▶ [Record list]:
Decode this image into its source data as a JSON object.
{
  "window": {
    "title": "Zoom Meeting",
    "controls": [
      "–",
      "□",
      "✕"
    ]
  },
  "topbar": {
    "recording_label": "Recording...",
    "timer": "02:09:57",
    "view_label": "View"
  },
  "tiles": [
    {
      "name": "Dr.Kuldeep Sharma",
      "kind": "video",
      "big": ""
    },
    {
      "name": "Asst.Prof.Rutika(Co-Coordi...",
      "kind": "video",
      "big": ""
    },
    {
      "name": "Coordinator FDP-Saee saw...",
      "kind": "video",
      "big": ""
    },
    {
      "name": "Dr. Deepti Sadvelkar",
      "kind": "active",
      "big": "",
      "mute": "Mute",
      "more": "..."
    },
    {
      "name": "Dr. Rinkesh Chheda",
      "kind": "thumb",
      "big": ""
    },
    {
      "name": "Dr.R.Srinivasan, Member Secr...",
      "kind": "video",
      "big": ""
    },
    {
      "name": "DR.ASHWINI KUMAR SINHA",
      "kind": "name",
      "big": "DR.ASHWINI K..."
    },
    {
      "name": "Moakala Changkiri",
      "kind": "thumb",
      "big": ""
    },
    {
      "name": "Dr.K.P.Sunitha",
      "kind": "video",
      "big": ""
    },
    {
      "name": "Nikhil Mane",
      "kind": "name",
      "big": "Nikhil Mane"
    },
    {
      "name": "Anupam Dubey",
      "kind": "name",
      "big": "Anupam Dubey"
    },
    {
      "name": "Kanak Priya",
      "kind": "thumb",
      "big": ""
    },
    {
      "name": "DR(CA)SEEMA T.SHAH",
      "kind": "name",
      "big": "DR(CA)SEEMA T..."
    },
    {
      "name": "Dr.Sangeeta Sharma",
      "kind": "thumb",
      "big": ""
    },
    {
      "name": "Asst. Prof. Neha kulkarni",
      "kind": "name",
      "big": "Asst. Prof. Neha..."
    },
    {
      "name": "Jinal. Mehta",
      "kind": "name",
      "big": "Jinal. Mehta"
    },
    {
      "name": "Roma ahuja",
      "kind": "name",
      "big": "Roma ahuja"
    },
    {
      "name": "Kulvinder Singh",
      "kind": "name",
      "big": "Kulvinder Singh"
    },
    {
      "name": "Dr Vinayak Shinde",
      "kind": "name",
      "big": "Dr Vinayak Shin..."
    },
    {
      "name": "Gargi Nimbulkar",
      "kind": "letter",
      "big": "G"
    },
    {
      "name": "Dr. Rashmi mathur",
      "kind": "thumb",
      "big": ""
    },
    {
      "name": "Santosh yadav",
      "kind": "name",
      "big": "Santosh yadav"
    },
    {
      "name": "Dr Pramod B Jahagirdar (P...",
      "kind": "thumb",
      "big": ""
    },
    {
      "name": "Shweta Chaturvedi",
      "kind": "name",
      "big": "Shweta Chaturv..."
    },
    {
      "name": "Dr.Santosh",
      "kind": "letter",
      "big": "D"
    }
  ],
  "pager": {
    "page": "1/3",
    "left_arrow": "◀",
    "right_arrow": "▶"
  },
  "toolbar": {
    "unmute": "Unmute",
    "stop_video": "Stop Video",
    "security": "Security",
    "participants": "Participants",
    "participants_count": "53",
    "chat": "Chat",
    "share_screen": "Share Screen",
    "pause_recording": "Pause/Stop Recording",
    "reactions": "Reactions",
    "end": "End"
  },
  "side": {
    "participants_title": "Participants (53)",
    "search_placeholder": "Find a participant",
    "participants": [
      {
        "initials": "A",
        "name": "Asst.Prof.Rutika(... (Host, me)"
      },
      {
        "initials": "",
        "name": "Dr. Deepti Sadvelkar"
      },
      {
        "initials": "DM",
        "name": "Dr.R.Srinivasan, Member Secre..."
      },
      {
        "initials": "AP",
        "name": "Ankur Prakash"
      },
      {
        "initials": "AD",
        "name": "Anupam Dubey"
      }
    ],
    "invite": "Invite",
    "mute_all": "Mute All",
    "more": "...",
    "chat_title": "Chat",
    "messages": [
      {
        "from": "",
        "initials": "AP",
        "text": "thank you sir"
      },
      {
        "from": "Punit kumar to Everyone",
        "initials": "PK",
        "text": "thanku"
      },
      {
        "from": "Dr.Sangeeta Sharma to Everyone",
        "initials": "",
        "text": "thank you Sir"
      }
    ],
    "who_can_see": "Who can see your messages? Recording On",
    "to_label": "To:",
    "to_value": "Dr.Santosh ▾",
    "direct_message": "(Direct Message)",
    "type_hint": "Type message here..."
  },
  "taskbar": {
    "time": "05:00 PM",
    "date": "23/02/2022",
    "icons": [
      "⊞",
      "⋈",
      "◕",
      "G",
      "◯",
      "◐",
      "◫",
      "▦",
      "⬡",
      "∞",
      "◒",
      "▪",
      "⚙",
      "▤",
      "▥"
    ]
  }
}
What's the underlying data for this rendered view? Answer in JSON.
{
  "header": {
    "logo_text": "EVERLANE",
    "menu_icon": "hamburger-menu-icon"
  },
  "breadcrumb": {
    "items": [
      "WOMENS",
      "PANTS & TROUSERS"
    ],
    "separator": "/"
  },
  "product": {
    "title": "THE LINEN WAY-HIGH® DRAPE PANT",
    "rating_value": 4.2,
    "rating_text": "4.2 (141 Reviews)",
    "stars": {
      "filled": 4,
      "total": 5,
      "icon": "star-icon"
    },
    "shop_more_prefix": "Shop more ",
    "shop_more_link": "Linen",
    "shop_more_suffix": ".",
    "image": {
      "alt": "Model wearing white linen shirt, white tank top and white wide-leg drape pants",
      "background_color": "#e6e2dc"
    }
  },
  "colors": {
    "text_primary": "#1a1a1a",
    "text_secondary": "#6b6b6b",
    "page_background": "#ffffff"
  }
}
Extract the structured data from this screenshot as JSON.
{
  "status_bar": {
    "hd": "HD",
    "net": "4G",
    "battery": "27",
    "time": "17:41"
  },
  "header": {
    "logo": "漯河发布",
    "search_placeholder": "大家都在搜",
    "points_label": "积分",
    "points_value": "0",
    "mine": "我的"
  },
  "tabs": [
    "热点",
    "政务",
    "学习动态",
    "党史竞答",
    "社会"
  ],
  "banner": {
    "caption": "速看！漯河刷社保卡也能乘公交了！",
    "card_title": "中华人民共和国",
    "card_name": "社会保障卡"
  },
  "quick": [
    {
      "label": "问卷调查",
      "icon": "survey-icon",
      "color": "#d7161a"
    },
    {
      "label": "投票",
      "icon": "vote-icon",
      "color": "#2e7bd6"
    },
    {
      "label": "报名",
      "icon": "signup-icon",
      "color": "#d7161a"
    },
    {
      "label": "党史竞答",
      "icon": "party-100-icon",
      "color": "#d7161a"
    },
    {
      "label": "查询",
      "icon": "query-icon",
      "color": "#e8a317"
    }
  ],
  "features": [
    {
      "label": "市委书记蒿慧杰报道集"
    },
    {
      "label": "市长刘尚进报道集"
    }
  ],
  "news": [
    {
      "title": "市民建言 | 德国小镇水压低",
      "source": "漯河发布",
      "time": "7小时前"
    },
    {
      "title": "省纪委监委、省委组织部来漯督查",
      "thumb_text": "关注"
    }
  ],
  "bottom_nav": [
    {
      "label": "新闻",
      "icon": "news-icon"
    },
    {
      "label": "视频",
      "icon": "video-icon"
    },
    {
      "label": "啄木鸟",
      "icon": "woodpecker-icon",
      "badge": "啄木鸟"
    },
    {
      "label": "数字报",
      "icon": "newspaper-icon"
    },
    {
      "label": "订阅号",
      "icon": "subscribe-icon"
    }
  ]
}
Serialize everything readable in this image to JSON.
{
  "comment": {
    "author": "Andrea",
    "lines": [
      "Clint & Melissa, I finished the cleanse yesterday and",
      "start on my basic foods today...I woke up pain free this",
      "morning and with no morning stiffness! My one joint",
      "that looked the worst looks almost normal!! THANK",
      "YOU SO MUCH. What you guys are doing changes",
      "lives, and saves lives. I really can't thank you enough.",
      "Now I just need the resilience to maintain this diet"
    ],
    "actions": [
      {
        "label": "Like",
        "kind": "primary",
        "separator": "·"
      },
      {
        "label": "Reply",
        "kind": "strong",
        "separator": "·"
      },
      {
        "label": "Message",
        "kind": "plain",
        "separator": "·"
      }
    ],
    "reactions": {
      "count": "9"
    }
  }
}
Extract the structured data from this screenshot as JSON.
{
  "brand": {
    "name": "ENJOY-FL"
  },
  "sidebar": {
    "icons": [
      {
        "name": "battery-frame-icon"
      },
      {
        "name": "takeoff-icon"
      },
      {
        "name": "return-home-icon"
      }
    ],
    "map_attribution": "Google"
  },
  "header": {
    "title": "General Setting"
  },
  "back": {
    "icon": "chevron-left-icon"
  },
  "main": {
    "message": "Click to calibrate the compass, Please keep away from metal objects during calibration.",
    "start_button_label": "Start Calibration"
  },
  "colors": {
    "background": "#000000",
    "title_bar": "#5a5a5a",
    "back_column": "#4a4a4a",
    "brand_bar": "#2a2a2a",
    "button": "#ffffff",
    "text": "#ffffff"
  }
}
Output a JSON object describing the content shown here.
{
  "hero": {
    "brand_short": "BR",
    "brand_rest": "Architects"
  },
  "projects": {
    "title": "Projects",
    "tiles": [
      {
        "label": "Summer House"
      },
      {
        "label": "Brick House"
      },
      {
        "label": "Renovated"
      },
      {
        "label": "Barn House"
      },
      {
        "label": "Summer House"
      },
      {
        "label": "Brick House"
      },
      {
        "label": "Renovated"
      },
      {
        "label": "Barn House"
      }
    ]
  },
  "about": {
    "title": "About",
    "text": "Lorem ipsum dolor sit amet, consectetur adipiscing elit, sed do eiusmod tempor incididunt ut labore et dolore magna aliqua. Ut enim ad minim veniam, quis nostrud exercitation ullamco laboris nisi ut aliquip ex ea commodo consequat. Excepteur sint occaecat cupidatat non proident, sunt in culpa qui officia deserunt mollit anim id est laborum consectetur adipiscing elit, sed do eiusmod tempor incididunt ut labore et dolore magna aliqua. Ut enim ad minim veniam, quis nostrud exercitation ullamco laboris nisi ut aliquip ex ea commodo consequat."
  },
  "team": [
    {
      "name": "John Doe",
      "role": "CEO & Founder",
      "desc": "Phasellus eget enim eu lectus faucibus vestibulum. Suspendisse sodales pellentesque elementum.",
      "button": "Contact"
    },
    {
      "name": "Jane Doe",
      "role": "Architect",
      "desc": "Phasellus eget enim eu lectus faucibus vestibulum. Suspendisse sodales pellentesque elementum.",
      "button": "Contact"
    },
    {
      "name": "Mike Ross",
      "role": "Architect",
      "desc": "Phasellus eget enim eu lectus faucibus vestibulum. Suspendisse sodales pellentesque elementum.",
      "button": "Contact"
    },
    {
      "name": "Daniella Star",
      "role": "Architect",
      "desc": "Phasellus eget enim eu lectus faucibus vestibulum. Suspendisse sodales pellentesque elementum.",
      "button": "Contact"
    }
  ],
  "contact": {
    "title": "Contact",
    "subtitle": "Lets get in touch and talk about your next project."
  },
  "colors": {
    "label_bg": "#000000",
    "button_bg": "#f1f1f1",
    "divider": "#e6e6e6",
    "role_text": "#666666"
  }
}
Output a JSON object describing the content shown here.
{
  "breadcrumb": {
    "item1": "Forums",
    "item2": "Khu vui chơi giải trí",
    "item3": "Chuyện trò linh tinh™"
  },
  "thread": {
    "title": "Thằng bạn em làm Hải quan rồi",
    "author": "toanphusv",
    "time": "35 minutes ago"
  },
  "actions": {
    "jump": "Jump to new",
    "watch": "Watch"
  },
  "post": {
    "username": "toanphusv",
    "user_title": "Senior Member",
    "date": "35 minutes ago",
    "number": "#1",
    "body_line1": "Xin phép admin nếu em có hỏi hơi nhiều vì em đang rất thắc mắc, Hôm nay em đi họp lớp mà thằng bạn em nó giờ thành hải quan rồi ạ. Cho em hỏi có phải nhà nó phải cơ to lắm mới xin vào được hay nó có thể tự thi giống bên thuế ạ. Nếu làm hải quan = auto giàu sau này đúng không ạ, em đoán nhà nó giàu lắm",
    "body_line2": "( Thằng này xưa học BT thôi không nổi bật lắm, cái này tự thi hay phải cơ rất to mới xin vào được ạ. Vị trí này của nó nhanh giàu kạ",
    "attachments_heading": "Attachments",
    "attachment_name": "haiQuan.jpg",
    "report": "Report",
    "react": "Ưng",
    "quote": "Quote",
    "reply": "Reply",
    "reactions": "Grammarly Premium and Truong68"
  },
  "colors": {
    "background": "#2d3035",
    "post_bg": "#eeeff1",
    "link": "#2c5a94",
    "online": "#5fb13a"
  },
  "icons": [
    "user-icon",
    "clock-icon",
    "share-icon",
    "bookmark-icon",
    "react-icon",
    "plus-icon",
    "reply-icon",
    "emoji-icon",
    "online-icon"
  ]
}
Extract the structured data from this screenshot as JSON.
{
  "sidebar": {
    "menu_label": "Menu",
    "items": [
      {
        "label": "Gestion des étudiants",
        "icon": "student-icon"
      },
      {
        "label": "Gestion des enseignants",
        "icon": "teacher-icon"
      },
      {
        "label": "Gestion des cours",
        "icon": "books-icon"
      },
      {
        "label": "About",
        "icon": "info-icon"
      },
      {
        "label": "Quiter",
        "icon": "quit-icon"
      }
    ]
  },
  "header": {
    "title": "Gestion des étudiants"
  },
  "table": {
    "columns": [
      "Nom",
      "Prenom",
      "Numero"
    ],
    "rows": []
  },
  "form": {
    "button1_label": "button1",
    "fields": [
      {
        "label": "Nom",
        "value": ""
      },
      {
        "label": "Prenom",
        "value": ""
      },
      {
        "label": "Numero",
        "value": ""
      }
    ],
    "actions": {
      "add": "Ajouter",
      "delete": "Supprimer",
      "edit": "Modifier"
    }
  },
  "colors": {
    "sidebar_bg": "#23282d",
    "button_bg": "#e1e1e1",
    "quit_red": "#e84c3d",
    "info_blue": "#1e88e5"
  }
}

▶ [To be done]: Using the data above, copy each line that contains "reactions".

▶ [Output below]:
    "reactions": "Reactions",
    "reactions": {
    "reactions": "Grammarly Premium and Truong68"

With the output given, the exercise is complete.